Task prompt
Copy out each line that mentions the word "JSON".
......
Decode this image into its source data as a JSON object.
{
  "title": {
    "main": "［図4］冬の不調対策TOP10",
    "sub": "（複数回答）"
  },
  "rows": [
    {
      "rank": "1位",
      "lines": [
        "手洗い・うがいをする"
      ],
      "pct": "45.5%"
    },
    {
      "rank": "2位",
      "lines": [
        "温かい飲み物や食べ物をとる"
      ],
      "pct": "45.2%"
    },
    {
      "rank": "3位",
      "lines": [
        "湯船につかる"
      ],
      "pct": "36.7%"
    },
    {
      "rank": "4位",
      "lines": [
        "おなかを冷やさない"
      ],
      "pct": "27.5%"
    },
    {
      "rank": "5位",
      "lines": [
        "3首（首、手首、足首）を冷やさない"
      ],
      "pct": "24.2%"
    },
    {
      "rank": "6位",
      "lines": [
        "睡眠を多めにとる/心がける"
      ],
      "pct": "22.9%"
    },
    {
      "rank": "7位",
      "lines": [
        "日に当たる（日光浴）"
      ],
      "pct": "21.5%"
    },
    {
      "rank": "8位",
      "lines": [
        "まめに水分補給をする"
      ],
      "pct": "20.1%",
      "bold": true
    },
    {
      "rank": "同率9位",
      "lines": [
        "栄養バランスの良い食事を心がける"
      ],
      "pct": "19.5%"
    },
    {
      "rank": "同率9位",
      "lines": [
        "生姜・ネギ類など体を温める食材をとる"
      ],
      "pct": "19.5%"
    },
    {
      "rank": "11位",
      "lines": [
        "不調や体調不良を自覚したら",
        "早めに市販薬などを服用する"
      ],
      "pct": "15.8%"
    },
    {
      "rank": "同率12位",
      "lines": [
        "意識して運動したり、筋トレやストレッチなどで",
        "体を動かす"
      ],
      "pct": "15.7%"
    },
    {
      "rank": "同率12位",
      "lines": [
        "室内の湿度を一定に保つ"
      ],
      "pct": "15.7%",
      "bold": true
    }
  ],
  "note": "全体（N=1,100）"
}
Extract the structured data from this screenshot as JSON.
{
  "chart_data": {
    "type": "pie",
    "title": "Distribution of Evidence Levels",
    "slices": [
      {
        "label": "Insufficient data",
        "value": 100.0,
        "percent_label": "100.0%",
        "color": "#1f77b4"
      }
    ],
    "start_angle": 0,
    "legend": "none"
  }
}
......
Response
Decode this image into its source data as a JSON object.
Extract the structured data from this screenshot as JSON.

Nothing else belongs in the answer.